__Given entries__.
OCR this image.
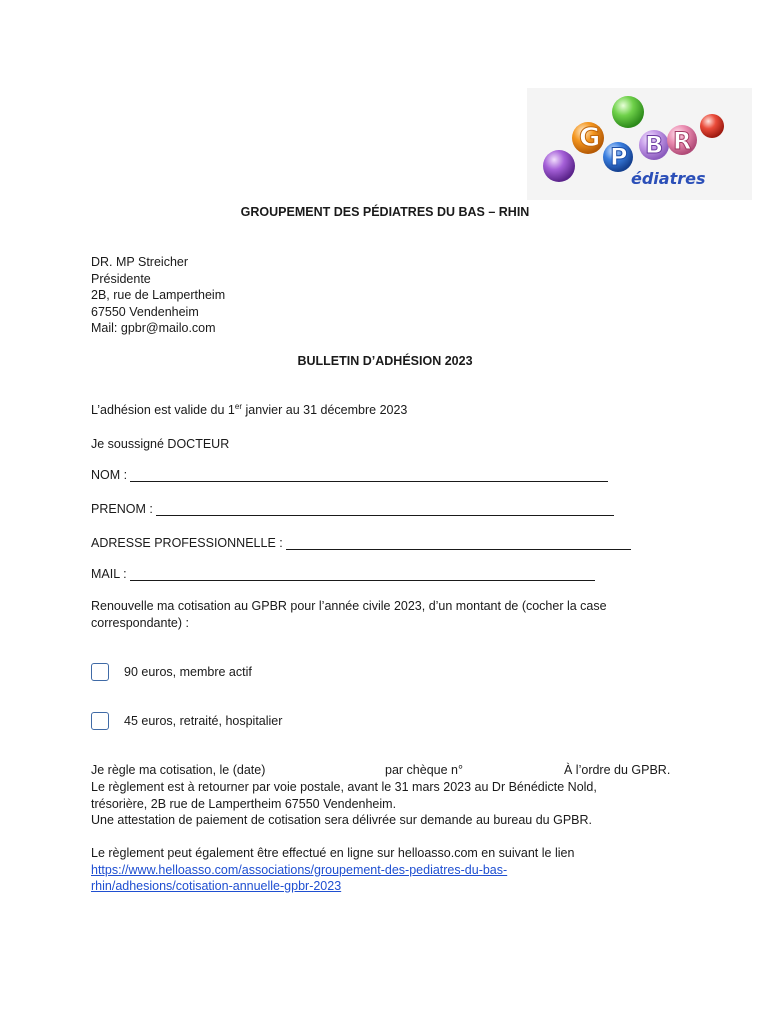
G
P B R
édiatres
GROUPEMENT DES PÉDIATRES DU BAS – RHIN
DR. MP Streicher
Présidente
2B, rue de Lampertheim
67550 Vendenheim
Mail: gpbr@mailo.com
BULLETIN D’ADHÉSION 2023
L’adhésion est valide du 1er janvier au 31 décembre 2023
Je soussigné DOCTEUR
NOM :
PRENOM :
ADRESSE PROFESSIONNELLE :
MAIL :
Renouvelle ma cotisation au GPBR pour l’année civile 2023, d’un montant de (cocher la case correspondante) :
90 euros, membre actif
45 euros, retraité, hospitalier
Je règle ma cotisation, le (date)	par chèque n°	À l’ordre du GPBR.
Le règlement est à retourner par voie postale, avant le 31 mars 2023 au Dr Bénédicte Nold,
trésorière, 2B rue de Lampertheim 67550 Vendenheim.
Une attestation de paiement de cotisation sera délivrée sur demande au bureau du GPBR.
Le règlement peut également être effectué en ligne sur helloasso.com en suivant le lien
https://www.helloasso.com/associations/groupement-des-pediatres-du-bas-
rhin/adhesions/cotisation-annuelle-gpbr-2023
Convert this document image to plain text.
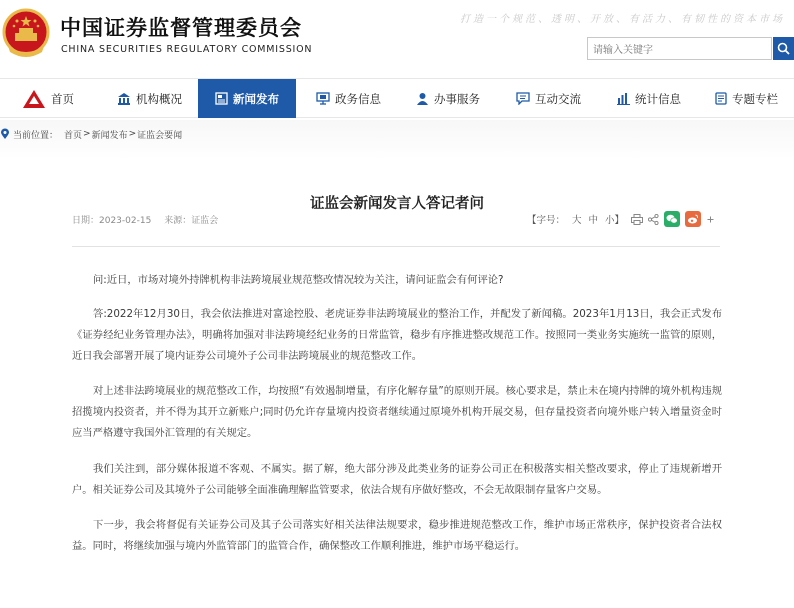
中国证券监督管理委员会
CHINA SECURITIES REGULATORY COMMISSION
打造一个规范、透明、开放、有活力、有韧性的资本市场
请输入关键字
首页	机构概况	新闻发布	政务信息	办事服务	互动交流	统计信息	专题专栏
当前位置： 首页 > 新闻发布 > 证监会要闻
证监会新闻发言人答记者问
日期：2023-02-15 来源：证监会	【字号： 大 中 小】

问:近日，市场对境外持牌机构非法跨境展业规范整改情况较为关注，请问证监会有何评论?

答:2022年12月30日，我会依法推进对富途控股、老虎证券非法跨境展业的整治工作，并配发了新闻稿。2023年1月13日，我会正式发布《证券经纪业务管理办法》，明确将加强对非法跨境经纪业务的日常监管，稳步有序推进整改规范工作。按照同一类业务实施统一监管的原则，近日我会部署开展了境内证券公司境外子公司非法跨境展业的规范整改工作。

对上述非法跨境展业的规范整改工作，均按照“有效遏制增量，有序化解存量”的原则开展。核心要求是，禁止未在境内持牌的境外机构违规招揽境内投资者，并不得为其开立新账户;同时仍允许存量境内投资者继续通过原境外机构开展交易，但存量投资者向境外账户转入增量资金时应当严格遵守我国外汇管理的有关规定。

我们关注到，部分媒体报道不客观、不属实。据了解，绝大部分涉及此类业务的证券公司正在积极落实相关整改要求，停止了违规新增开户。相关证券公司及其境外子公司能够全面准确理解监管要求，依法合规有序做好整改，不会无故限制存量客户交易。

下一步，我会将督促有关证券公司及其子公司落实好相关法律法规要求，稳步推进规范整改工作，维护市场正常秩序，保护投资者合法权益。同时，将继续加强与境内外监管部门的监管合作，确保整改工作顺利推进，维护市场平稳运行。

__Exercise description__.
Extract the full listing above verbatim; pictures are to be left out of the copy.

__Complete response__.
OCR this image.
G
P B R
édiatres
GROUPEMENT DES PÉDIATRES DU BAS – RHIN
DR. MP Streicher
Présidente
2B, rue de Lampertheim
67550 Vendenheim
Mail: gpbr@mailo.com
BULLETIN D’ADHÉSION 2023
L’adhésion est valide du 1er janvier au 31 décembre 2023
Je soussigné DOCTEUR
NOM :
PRENOM :
ADRESSE PROFESSIONNELLE :
MAIL :
Renouvelle ma cotisation au GPBR pour l’année civile 2023, d’un montant de (cocher la case correspondante) :
90 euros, membre actif
45 euros, retraité, hospitalier
Je règle ma cotisation, le (date)	par chèque n°	À l’ordre du GPBR.
Le règlement est à retourner par voie postale, avant le 31 mars 2023 au Dr Bénédicte Nold,
trésorière, 2B rue de Lampertheim 67550 Vendenheim.
Une attestation de paiement de cotisation sera délivrée sur demande au bureau du GPBR.
Le règlement peut également être effectué en ligne sur helloasso.com en suivant le lien
https://www.helloasso.com/associations/groupement-des-pediatres-du-bas-
rhin/adhesions/cotisation-annuelle-gpbr-2023
Convert this document image to plain text.
中国证券监督管理委员会
CHINA SECURITIES REGULATORY COMMISSION
打造一个规范、透明、开放、有活力、有韧性的资本市场
请输入关键字
首页	机构概况	新闻发布	政务信息	办事服务	互动交流	统计信息	专题专栏
当前位置： 首页 > 新闻发布 > 证监会要闻
证监会新闻发言人答记者问
日期：2023-02-15 来源：证监会	【字号： 大 中 小】

问:近日，市场对境外持牌机构非法跨境展业规范整改情况较为关注，请问证监会有何评论?

答:2022年12月30日，我会依法推进对富途控股、老虎证券非法跨境展业的整治工作，并配发了新闻稿。2023年1月13日，我会正式发布《证券经纪业务管理办法》，明确将加强对非法跨境经纪业务的日常监管，稳步有序推进整改规范工作。按照同一类业务实施统一监管的原则，近日我会部署开展了境内证券公司境外子公司非法跨境展业的规范整改工作。

对上述非法跨境展业的规范整改工作，均按照“有效遏制增量，有序化解存量”的原则开展。核心要求是，禁止未在境内持牌的境外机构违规招揽境内投资者，并不得为其开立新账户;同时仍允许存量境内投资者继续通过原境外机构开展交易，但存量投资者向境外账户转入增量资金时应当严格遵守我国外汇管理的有关规定。

我们关注到，部分媒体报道不客观、不属实。据了解，绝大部分涉及此类业务的证券公司正在积极落实相关整改要求，停止了违规新增开户。相关证券公司及其境外子公司能够全面准确理解监管要求，依法合规有序做好整改，不会无故限制存量客户交易。

下一步，我会将督促有关证券公司及其子公司落实好相关法律法规要求，稳步推进规范整改工作，维护市场正常秩序，保护投资者合法权益。同时，将继续加强与境内外监管部门的监管合作，确保整改工作顺利推进，维护市场平稳运行。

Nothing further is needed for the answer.